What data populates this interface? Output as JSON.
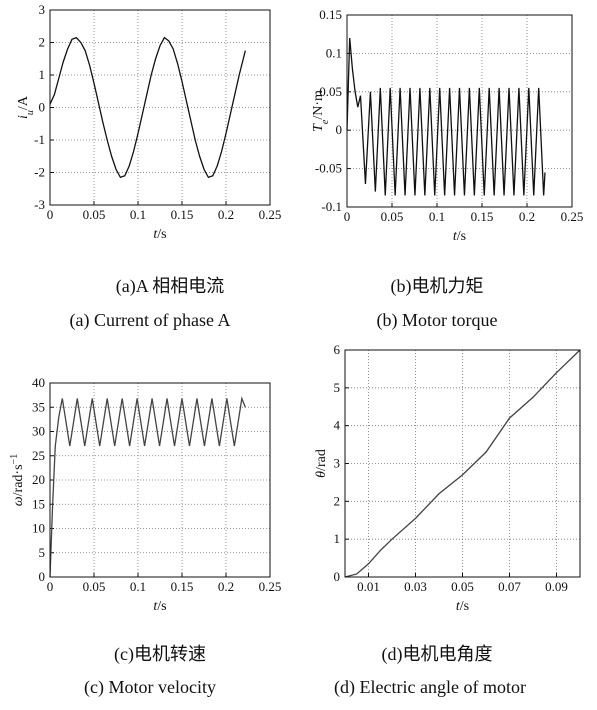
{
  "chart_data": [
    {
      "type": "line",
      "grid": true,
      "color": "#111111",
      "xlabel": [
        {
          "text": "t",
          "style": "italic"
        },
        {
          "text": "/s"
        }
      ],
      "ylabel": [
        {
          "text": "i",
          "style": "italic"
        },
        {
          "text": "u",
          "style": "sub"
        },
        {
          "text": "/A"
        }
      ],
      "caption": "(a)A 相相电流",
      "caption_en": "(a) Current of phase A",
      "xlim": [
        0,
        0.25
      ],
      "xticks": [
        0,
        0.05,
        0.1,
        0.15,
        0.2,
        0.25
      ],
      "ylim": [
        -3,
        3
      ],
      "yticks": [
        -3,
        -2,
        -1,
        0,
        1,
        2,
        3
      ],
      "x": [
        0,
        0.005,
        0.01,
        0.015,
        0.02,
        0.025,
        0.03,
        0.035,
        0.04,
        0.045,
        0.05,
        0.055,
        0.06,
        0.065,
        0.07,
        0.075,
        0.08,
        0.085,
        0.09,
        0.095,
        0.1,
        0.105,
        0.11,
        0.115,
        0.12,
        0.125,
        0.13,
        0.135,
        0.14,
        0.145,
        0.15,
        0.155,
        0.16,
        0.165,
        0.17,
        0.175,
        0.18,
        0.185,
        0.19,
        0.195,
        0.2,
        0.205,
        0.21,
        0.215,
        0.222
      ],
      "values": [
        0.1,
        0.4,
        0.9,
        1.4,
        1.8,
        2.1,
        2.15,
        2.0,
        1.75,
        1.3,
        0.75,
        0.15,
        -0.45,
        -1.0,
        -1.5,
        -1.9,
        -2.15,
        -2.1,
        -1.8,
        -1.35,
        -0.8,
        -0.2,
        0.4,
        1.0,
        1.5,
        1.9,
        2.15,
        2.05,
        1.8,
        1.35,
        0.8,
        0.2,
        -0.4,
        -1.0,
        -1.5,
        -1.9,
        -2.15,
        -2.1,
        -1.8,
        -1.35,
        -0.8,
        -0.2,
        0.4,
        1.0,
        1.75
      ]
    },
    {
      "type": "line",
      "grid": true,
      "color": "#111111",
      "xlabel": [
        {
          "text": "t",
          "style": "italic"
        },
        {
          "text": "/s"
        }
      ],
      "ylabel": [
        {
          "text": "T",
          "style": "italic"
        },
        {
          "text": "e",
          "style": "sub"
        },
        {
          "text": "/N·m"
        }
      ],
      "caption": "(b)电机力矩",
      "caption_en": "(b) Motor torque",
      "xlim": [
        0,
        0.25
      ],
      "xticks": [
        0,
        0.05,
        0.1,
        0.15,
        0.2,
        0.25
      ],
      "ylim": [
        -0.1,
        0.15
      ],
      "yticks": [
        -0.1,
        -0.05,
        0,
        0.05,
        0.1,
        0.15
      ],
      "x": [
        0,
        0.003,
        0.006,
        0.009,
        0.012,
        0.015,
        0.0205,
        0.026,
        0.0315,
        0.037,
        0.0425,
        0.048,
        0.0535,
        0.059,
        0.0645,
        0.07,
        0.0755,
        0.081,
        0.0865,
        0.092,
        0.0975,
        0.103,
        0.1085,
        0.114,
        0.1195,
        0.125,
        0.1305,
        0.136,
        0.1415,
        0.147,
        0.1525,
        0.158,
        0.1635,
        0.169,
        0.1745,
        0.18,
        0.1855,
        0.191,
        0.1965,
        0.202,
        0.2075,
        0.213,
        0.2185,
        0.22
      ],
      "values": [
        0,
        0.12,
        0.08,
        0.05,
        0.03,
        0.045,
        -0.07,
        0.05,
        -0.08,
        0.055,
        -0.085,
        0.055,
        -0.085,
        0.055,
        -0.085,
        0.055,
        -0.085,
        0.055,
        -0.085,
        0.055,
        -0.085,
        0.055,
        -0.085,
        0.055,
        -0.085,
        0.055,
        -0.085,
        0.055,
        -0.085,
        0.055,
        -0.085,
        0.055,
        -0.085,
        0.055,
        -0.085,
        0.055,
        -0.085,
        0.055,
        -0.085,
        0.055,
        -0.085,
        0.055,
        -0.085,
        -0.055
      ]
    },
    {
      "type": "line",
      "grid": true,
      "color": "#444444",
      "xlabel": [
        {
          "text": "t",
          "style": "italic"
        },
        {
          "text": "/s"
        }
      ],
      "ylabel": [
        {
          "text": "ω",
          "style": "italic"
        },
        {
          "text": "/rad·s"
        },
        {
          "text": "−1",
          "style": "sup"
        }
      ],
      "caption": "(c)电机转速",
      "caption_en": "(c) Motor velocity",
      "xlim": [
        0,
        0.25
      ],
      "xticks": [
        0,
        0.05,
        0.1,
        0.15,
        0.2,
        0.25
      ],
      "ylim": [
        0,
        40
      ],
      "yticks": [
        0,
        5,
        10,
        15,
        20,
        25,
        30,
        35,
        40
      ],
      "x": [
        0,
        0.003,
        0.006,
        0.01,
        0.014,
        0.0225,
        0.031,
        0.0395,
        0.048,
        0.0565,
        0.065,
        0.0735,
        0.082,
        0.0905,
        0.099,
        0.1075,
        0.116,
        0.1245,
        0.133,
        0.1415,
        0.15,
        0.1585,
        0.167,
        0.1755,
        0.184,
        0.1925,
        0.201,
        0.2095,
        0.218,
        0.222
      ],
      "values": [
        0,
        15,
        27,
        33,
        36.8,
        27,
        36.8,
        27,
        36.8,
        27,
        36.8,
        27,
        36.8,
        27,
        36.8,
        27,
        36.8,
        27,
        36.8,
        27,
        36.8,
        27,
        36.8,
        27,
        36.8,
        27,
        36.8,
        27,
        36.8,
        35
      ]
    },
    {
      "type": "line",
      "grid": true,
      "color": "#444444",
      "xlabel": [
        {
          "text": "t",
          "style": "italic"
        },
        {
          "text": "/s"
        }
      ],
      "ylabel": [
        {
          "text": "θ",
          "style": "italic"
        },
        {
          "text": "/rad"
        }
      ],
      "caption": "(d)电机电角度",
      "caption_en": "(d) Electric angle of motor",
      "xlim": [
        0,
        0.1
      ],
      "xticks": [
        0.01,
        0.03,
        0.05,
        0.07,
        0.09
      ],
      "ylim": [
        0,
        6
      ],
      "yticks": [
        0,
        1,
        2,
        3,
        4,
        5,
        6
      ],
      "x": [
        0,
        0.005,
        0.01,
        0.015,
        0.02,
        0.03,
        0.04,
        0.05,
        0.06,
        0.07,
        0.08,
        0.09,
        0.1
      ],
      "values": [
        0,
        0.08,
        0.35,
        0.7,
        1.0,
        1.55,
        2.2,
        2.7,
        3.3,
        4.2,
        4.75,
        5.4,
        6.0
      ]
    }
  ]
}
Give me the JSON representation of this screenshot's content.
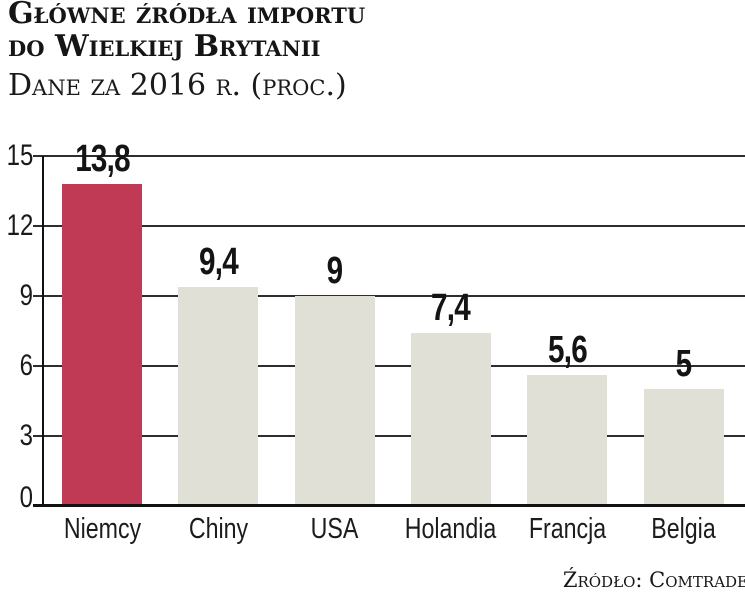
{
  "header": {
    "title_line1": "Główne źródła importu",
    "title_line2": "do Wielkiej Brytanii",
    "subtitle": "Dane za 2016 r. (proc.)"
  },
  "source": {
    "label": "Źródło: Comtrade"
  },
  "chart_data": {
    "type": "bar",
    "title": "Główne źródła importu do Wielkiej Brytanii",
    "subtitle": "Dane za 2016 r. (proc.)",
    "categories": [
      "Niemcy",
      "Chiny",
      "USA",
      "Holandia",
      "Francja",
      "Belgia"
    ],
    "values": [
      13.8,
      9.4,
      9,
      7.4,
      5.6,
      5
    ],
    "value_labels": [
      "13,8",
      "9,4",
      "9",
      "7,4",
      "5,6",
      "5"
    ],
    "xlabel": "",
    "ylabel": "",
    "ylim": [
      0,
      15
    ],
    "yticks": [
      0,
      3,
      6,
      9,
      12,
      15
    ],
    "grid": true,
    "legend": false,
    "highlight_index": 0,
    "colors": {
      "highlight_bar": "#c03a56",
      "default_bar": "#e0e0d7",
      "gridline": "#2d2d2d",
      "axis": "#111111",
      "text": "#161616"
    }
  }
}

.....

Where a line holds the string "Główne", copy that line.

    "title_line1": "Główne źródła importu",
    "title": "Główne źródła importu do Wielkiej Brytanii",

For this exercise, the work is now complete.